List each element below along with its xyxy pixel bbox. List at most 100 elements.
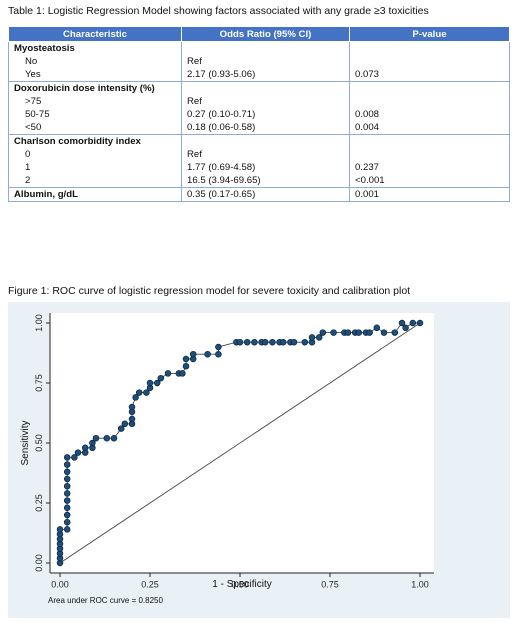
roc-point: [92, 434, 100, 442]
roc-point: [308, 334, 316, 341]
row-p-value: [349, 134, 510, 148]
roc-point: [132, 394, 139, 401]
roc-point: [315, 334, 323, 341]
roc-point: [128, 403, 136, 411]
y-tick-label: 0.50: [34, 434, 44, 452]
roc-point: [63, 490, 71, 497]
row-p-value: 0.001: [349, 187, 510, 202]
row-label: <50: [8, 121, 182, 135]
roc-point: [279, 338, 287, 346]
roc-point: [391, 329, 399, 336]
table-row: Yes 2.17 (0.93-5.06) 0.073: [8, 68, 510, 82]
roc-chart: 0.00 0.25 0.50 0.75 1.00 0.00 0.25 0.50 0.75 1.00…: [20, 313, 434, 605]
roc-point: [63, 454, 71, 461]
figure-panel: 0.00 0.25 0.50 0.75 1.00 0.00 0.25 0.50 0.75 1.00…: [8, 302, 510, 618]
row-label: 1: [8, 161, 182, 174]
roc-point: [63, 475, 71, 483]
roc-point: [236, 338, 244, 346]
roc-point: [344, 329, 352, 336]
roc-point: [398, 319, 406, 327]
row-p-value: 0.008: [349, 108, 510, 121]
row-p-value: [349, 55, 510, 68]
table-row: >75 Ref: [8, 95, 510, 108]
row-p-value: 0.237: [349, 161, 510, 174]
row-p-value: 0.073: [349, 68, 510, 82]
row-odds-ratio: Ref: [181, 148, 350, 161]
table-row: 50-75 0.27 (0.10-0.71) 0.008: [8, 108, 510, 121]
row-odds-ratio: [181, 41, 350, 55]
roc-point: [89, 439, 96, 447]
row-p-value: [349, 41, 510, 55]
roc-point: [380, 329, 388, 336]
table-body: Myosteatosis No Ref Yes 2.17 (0.93-5.06) 0.07…: [8, 41, 510, 202]
table-row: 2 16.5 (3.94-69.65) <0.001: [8, 174, 510, 188]
roc-point: [164, 370, 172, 377]
roc-point: [63, 526, 71, 533]
row-odds-ratio: 0.27 (0.10-0.71): [181, 108, 350, 121]
table-row: No Ref: [8, 55, 510, 68]
roc-point: [301, 338, 309, 346]
roc-point: [117, 425, 125, 432]
auc-annotation: Area under ROC curve = 0.8250: [48, 596, 164, 605]
roc-point: [290, 338, 298, 346]
row-p-value: [349, 81, 510, 95]
roc-point: [153, 379, 161, 387]
row-odds-ratio: [181, 81, 350, 95]
roc-point: [251, 338, 258, 346]
x-tick-label: 0.00: [51, 579, 69, 589]
y-tick-label: 0.75: [34, 374, 44, 392]
row-label: No: [8, 55, 182, 68]
roc-point: [63, 511, 71, 519]
header-characteristic: Characteristic: [8, 26, 182, 42]
table-row: <50 0.18 (0.06-0.58) 0.004: [8, 121, 510, 135]
table-caption: Table 1: Logistic Regression Model showi…: [8, 5, 429, 17]
roc-point: [81, 444, 89, 452]
row-label: 0: [8, 148, 182, 161]
row-p-value: 0.004: [349, 121, 510, 135]
roc-point: [56, 526, 64, 533]
figure-caption: Figure 1: ROC curve of logistic regressi…: [8, 285, 411, 297]
row-label: 50-75: [8, 108, 182, 121]
roc-point: [215, 343, 222, 351]
roc-point: [215, 350, 222, 358]
row-odds-ratio: 0.35 (0.17-0.65): [181, 187, 350, 202]
reference-diagonal-line: [59, 322, 421, 564]
roc-point: [366, 329, 373, 336]
roc-point: [269, 338, 276, 346]
row-label: 2: [8, 174, 182, 188]
roc-point: [63, 468, 71, 476]
row-odds-ratio: 1.77 (0.69-4.58): [181, 161, 350, 174]
x-tick-label: 1.00: [411, 579, 429, 589]
row-p-value: [349, 95, 510, 108]
roc-point: [103, 434, 111, 442]
row-label: Doxorubicin dose intensity (%): [8, 81, 182, 95]
header-p-value: P-value: [349, 26, 510, 42]
roc-point: [261, 338, 269, 346]
roc-point: [409, 319, 417, 327]
x-tick-label: 0.25: [141, 579, 159, 589]
roc-point: [63, 482, 71, 490]
row-odds-ratio: 0.18 (0.06-0.58): [181, 121, 350, 135]
roc-point: [63, 497, 71, 504]
row-odds-ratio: 16.5 (3.94-69.65): [181, 174, 350, 188]
table-row: Albumin, g/dL 0.35 (0.17-0.65) 0.001: [8, 187, 510, 202]
table-header-row: Characteristic Odds Ratio (95% CI) P-val…: [8, 26, 510, 42]
x-axis-label: 1 - Specificity: [212, 579, 271, 590]
table-row: 1 1.77 (0.69-4.58) 0.237: [8, 161, 510, 174]
roc-point: [63, 504, 71, 512]
table-row: Myosteatosis: [8, 41, 510, 55]
row-odds-ratio: [181, 134, 350, 148]
y-tick-label: 0.25: [34, 494, 44, 512]
y-tick-label: 0.00: [34, 554, 44, 572]
roc-point: [121, 420, 129, 428]
row-odds-ratio: Ref: [181, 55, 350, 68]
roc-point: [157, 374, 165, 382]
x-tick-label: 0.75: [321, 579, 339, 589]
roc-point: [146, 379, 154, 387]
roc-point: [243, 338, 251, 346]
regression-table: Characteristic Odds Ratio (95% CI) P-val…: [8, 26, 510, 202]
roc-point: [373, 324, 381, 332]
row-label: Albumin, g/dL: [8, 187, 182, 202]
roc-point: [63, 518, 71, 526]
roc-point: [71, 454, 78, 461]
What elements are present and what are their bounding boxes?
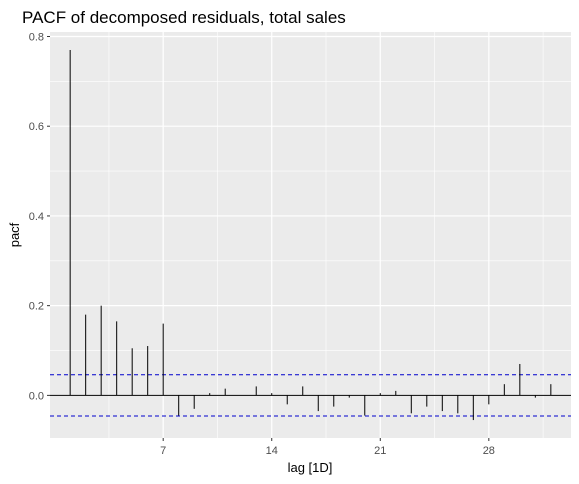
x-tick-label: 21 xyxy=(374,445,386,457)
y-tick-label: 0.8 xyxy=(29,31,44,43)
plot-panel xyxy=(50,32,571,438)
x-tick-label: 14 xyxy=(266,445,278,457)
y-axis: 0.0 0.2 0.4 0.6 0.8 xyxy=(29,31,50,402)
x-axis-title: lag [1D] xyxy=(288,460,333,475)
chart-title: PACF of decomposed residuals, total sale… xyxy=(22,8,346,27)
y-tick-label: 0.0 xyxy=(29,390,44,402)
y-tick-label: 0.2 xyxy=(29,301,44,313)
x-axis: 7 14 21 28 xyxy=(160,438,495,457)
y-axis-title: pacf xyxy=(7,222,22,247)
x-tick-label: 7 xyxy=(160,445,166,457)
pacf-spikes xyxy=(69,49,552,421)
y-tick-label: 0.6 xyxy=(29,121,44,133)
y-tick-label: 0.4 xyxy=(29,211,44,223)
x-tick-label: 28 xyxy=(483,445,495,457)
confidence-bounds xyxy=(50,374,571,417)
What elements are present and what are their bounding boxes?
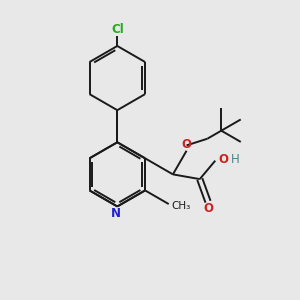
Text: CH₃: CH₃ xyxy=(171,201,190,211)
Text: O: O xyxy=(203,202,213,215)
Text: Cl: Cl xyxy=(111,23,124,36)
Text: O: O xyxy=(182,138,191,151)
Text: O: O xyxy=(219,153,229,166)
Text: N: N xyxy=(111,206,121,220)
Text: H: H xyxy=(231,153,239,166)
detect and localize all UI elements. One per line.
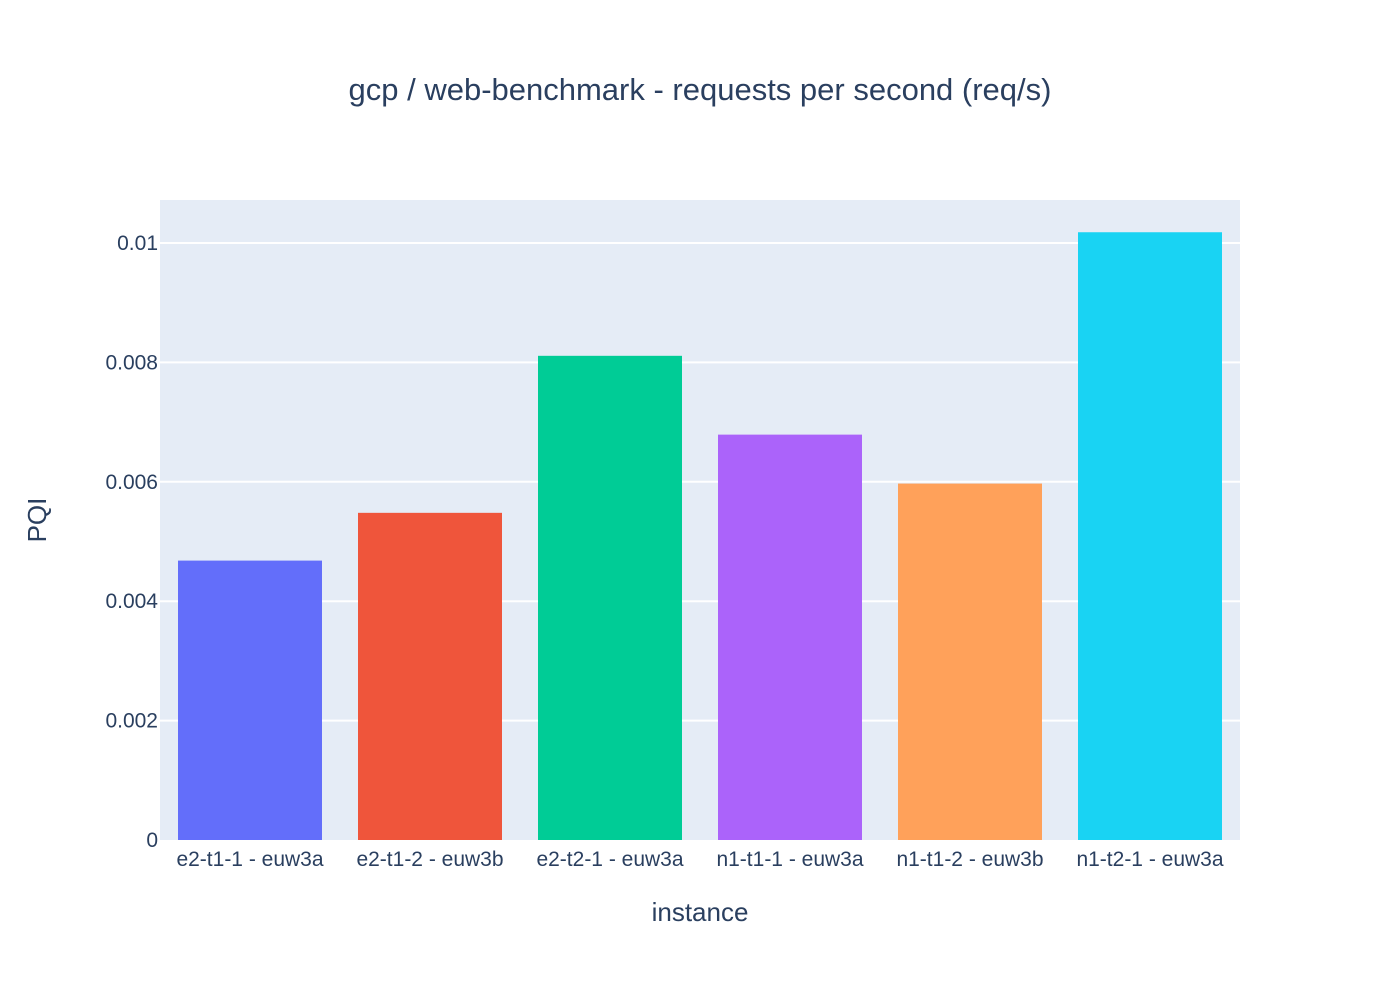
bar[interactable] <box>178 560 322 840</box>
y-tick-label: 0 <box>146 829 158 852</box>
y-tick-label: 0.01 <box>117 232 158 255</box>
bar[interactable] <box>358 512 502 840</box>
y-tick-label: 0.006 <box>105 471 158 494</box>
x-axis-ticks: e2-t1-1 - euw3a e2-t1-2 - euw3b e2-t2-1 - … <box>176 848 1223 871</box>
x-tick-label: e2-t2-1 - euw3a <box>536 848 683 871</box>
x-tick-label: e2-t1-1 - euw3a <box>176 848 323 871</box>
y-tick-label: 0.002 <box>105 710 158 733</box>
x-tick-label: e2-t1-2 - euw3b <box>356 848 503 871</box>
x-tick-label: n1-t1-1 - euw3a <box>716 848 863 871</box>
bar[interactable] <box>1078 232 1222 841</box>
y-axis-ticks: 0 0.002 0.004 0.006 0.008 0.01 <box>105 232 158 852</box>
x-tick-label: n1-t2-1 - euw3a <box>1076 848 1223 871</box>
x-axis-title: instance <box>652 897 749 927</box>
y-tick-label: 0.004 <box>105 590 158 613</box>
y-axis-title: PQI <box>22 498 52 543</box>
bars <box>178 232 1222 841</box>
x-tick-label: n1-t1-2 - euw3b <box>896 848 1043 871</box>
plot-area <box>160 200 1240 840</box>
gridlines <box>160 241 1240 722</box>
chart-title: gcp / web-benchmark - requests per secon… <box>349 72 1052 107</box>
bar[interactable] <box>538 355 682 840</box>
bar[interactable] <box>898 483 1042 840</box>
y-tick-label: 0.008 <box>105 351 158 374</box>
bar[interactable] <box>718 434 862 840</box>
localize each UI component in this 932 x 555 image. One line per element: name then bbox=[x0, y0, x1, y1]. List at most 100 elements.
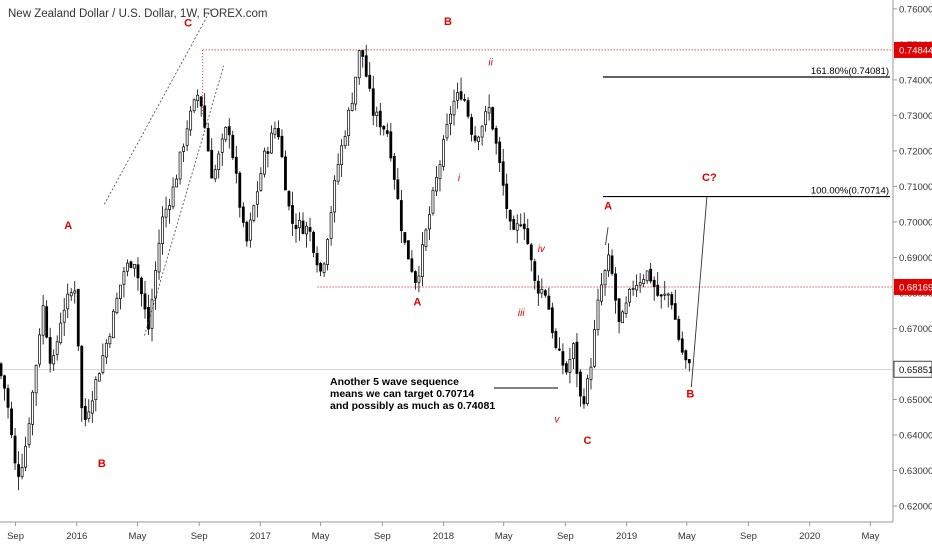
wave-label: B bbox=[686, 389, 694, 401]
candle-body bbox=[547, 295, 551, 310]
candle-body bbox=[522, 223, 526, 230]
candle-body bbox=[248, 219, 252, 241]
candle-body bbox=[66, 293, 70, 310]
candle-body bbox=[55, 341, 59, 355]
candle-body bbox=[108, 336, 112, 345]
x-tick-label: May bbox=[312, 531, 330, 542]
candle-body bbox=[564, 363, 568, 373]
candle-body bbox=[326, 239, 330, 265]
candle-body bbox=[52, 355, 56, 365]
candle-body bbox=[90, 400, 94, 414]
y-tick-label: 0.69000 bbox=[899, 253, 932, 264]
candle-body bbox=[536, 280, 540, 294]
candle-body bbox=[62, 309, 66, 323]
candle-body bbox=[354, 76, 358, 105]
candle-body bbox=[600, 284, 603, 302]
wave-label: C bbox=[184, 18, 192, 30]
y-tick-label: 0.62000 bbox=[899, 502, 932, 513]
candle-body bbox=[515, 223, 519, 231]
candle-body bbox=[115, 297, 119, 314]
note-line: and possibly as much as 0.74081 bbox=[330, 400, 495, 412]
y-tick-label: 0.72000 bbox=[899, 146, 932, 157]
y-tick-label: 0.65000 bbox=[899, 395, 932, 406]
candle-body bbox=[13, 435, 17, 464]
x-tick-label: Sep bbox=[374, 531, 391, 542]
candle-body bbox=[554, 331, 558, 348]
candle-body bbox=[413, 271, 417, 283]
candle-body bbox=[459, 91, 463, 100]
candle-body bbox=[491, 107, 495, 130]
candle-body bbox=[27, 423, 31, 445]
candle-body bbox=[45, 306, 49, 338]
candle-body bbox=[610, 255, 614, 274]
candle-body bbox=[20, 467, 24, 478]
candle-body bbox=[607, 254, 610, 272]
candle-body bbox=[614, 273, 617, 301]
candle-body bbox=[666, 293, 670, 296]
x-tick-label: May bbox=[128, 531, 146, 542]
candle-body bbox=[624, 302, 628, 314]
candle-body bbox=[284, 156, 287, 191]
candle-body bbox=[315, 253, 319, 266]
candle-body bbox=[628, 288, 632, 303]
candle-body bbox=[111, 310, 115, 339]
wave-a-line bbox=[605, 227, 609, 246]
subwave-label: v bbox=[554, 415, 560, 426]
candle-body bbox=[206, 127, 210, 152]
x-tick-label: 2018 bbox=[433, 531, 454, 542]
candle-body bbox=[168, 205, 171, 210]
candle-body bbox=[473, 135, 477, 141]
candle-body bbox=[140, 277, 143, 295]
candle-body bbox=[449, 113, 452, 124]
candle-body bbox=[340, 145, 344, 166]
candle-body bbox=[557, 348, 561, 351]
candle-body bbox=[80, 345, 84, 409]
candle-body bbox=[519, 224, 523, 227]
candle-body bbox=[31, 391, 35, 425]
price-level-tag-text: 0.74844 bbox=[899, 45, 932, 56]
candle-body bbox=[101, 355, 105, 373]
y-tick-label: 0.64000 bbox=[899, 431, 932, 442]
candle-body bbox=[357, 50, 361, 79]
y-tick-label: 0.63000 bbox=[899, 466, 932, 477]
candle-body bbox=[596, 299, 600, 331]
x-tick-label: May bbox=[678, 531, 696, 542]
candle-body bbox=[262, 150, 266, 175]
x-tick-label: Sep bbox=[557, 531, 574, 542]
y-tick-label: 0.70000 bbox=[899, 217, 932, 228]
candle-body bbox=[670, 294, 674, 306]
candle-body bbox=[603, 270, 607, 286]
current-price-tag bbox=[893, 360, 932, 378]
x-tick-label: May bbox=[861, 531, 879, 542]
candle-body bbox=[438, 164, 442, 179]
candle-body bbox=[213, 169, 217, 180]
price-level-tag-text: 0.68169 bbox=[899, 282, 932, 293]
candle-body bbox=[122, 271, 126, 285]
candle-body bbox=[126, 262, 129, 272]
candle-body bbox=[203, 105, 207, 128]
candle-body bbox=[635, 284, 639, 291]
candle-body bbox=[684, 350, 688, 361]
candle-body bbox=[136, 264, 140, 279]
candle-body bbox=[154, 270, 157, 299]
candle-body bbox=[255, 191, 259, 205]
candle-body bbox=[526, 228, 530, 245]
candle-body bbox=[298, 219, 301, 229]
candle-body bbox=[220, 138, 224, 153]
candle-body bbox=[396, 179, 400, 200]
candle-body bbox=[364, 55, 368, 77]
x-tick-label: Sep bbox=[191, 531, 208, 542]
candle-body bbox=[38, 334, 42, 365]
candle-body bbox=[593, 329, 596, 367]
candle-body bbox=[403, 232, 407, 243]
candle-body bbox=[73, 290, 77, 294]
wave-label: B bbox=[98, 458, 106, 470]
candle-body bbox=[6, 388, 10, 408]
candle-body bbox=[508, 210, 512, 222]
candle-body bbox=[617, 298, 621, 322]
channel-upper-line bbox=[103, 8, 212, 205]
subwave-label: iii bbox=[518, 308, 525, 319]
candle-body bbox=[164, 208, 168, 218]
candle-body bbox=[399, 200, 403, 232]
candle-body bbox=[336, 164, 340, 182]
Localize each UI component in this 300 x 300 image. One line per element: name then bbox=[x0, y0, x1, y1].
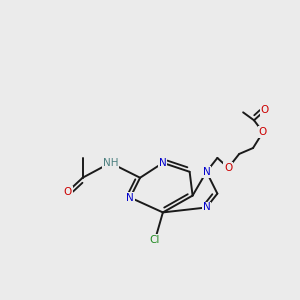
Text: N: N bbox=[202, 167, 210, 177]
Text: O: O bbox=[261, 105, 269, 116]
Text: N: N bbox=[202, 202, 210, 212]
Text: O: O bbox=[259, 127, 267, 137]
Text: N: N bbox=[126, 193, 134, 202]
Text: Cl: Cl bbox=[150, 235, 160, 245]
Text: N: N bbox=[159, 158, 167, 168]
Text: O: O bbox=[64, 187, 72, 196]
Text: O: O bbox=[224, 163, 232, 173]
Text: NH: NH bbox=[103, 158, 118, 168]
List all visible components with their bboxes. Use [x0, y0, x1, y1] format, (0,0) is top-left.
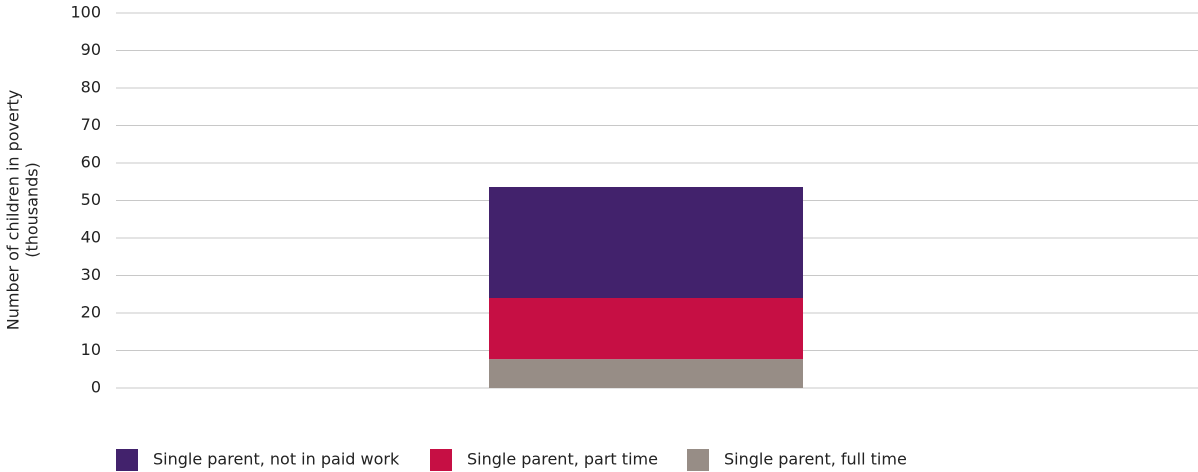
- bar-segment: [489, 359, 803, 388]
- bar-segment: [489, 187, 803, 298]
- y-axis-label: (thousands): [23, 162, 42, 258]
- y-tick-label: 30: [81, 265, 101, 284]
- legend-swatch: [430, 449, 452, 471]
- y-tick-label: 90: [81, 40, 101, 59]
- y-tick-label: 0: [91, 378, 101, 397]
- y-tick-label: 70: [81, 115, 101, 134]
- y-tick-label: 60: [81, 153, 101, 172]
- y-tick-label: 50: [81, 190, 101, 209]
- y-tick-label: 40: [81, 228, 101, 247]
- y-tick-label: 80: [81, 78, 101, 97]
- bar-segment: [489, 298, 803, 360]
- legend-swatch: [687, 449, 709, 471]
- y-tick-label: 100: [70, 3, 101, 22]
- legend-label: Single parent, part time: [467, 450, 658, 469]
- y-tick-label: 20: [81, 303, 101, 322]
- y-tick-label: 10: [81, 340, 101, 359]
- y-axis-label: Number of children in poverty: [4, 90, 23, 330]
- legend-label: Single parent, full time: [724, 450, 907, 469]
- legend-label: Single parent, not in paid work: [153, 450, 400, 469]
- legend-swatch: [116, 449, 138, 471]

________

• _EXERCISE INSTRUCTIONS_: Rewrite the data starting at the line that has "Text: CH₃: CH₃ xyxy=(171,201,190,211)" and stopping after the line that has "detect and localize". Change "localize" to "locate" and leave everything else in those lines untouched.

• _THE OUTPUT_:
Text: CH₃: CH₃ xyxy=(171,201,190,211)
Text: O: O xyxy=(203,202,213,215)
Text: Cl: Cl xyxy=(111,23,124,36)
Text: O: O xyxy=(182,138,191,151)
Text: O: O xyxy=(219,153,229,166)
Text: N: N xyxy=(111,206,121,220)
Text: H: H xyxy=(231,153,239,166)
detect and locate all UI elements. One per line.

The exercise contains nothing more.